- [Required work]:
Everything from the line containing "Decode this image" to the final line of the records below should be given again exactly, and nothing else.

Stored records
┌──

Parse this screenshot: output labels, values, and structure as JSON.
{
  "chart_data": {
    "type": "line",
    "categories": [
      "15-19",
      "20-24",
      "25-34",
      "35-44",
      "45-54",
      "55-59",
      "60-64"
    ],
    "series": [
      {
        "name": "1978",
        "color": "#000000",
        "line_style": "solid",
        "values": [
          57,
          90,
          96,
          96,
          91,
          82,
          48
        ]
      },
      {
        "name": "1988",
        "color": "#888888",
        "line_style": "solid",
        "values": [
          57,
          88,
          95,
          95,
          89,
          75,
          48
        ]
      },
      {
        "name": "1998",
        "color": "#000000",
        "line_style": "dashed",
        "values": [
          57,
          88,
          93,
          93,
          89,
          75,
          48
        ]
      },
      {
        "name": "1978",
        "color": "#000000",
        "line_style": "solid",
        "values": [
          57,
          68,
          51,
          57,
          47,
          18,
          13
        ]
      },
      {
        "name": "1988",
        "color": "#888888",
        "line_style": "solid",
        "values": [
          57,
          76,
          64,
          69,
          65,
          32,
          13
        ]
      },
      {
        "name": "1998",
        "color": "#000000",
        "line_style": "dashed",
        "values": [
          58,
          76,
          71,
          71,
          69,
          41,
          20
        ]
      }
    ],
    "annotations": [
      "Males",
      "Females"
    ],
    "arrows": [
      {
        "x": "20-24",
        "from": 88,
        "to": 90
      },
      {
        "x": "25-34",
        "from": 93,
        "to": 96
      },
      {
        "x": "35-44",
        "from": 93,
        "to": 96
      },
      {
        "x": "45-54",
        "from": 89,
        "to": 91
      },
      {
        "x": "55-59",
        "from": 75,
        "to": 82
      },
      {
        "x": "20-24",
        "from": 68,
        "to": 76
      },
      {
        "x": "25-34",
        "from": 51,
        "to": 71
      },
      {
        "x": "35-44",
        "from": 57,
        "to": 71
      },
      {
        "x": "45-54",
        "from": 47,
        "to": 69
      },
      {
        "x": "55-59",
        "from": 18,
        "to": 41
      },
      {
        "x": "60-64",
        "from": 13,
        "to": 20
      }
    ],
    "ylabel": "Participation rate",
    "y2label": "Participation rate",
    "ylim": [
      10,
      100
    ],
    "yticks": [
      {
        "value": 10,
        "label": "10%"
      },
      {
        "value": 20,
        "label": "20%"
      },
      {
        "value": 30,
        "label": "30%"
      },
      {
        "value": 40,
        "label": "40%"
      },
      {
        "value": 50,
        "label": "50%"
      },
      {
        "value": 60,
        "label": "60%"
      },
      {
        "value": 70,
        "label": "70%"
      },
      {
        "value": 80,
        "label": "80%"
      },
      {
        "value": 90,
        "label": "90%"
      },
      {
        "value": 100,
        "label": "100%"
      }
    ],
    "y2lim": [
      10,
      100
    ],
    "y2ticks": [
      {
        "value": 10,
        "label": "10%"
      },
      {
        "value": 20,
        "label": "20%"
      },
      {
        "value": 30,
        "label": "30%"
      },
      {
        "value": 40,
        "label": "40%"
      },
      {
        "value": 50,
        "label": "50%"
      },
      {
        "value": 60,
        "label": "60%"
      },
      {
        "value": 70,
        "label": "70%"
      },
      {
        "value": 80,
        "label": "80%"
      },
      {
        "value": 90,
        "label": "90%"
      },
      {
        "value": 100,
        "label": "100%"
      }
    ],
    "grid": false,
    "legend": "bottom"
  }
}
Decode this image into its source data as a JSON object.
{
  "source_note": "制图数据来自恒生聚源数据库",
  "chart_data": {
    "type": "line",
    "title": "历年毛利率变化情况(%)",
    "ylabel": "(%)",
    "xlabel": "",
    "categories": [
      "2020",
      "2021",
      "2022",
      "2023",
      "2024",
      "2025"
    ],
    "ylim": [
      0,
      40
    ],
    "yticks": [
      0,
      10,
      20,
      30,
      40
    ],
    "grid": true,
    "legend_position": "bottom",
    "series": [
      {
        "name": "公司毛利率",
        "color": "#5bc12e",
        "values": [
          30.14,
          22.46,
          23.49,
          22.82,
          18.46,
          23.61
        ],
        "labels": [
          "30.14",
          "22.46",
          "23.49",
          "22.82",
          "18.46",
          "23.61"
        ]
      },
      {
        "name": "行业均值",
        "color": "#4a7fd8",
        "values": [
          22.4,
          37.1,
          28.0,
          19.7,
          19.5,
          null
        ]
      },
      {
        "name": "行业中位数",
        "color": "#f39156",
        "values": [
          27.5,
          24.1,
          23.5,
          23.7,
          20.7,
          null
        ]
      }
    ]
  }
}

└──

- [Written answer]:
Decode this image into its source data as a JSON object.
{
  "source_note": "制图数据来自恒生聚源数据库",
  "chart_data": {
    "type": "line",
    "title": "历年毛利率变化情况(%)",
    "ylabel": "(%)",
    "xlabel": "",
    "categories": [
      "2020",
      "2021",
      "2022",
      "2023",
      "2024",
      "2025"
    ],
    "ylim": [
      0,
      40
    ],
    "yticks": [
      0,
      10,
      20,
      30,
      40
    ],
    "grid": true,
    "legend_position": "bottom",
    "series": [
      {
        "name": "公司毛利率",
        "color": "#5bc12e",
        "values": [
          30.14,
          22.46,
          23.49,
          22.82,
          18.46,
          23.61
        ],
        "labels": [
          "30.14",
          "22.46",
          "23.49",
          "22.82",
          "18.46",
          "23.61"
        ]
      },
      {
        "name": "行业均值",
        "color": "#4a7fd8",
        "values": [
          22.4,
          37.1,
          28.0,
          19.7,
          19.5,
          null
        ]
      },
      {
        "name": "行业中位数",
        "color": "#f39156",
        "values": [
          27.5,
          24.1,
          23.5,
          23.7,
          20.7,
          null
        ]
      }
    ]
  }
}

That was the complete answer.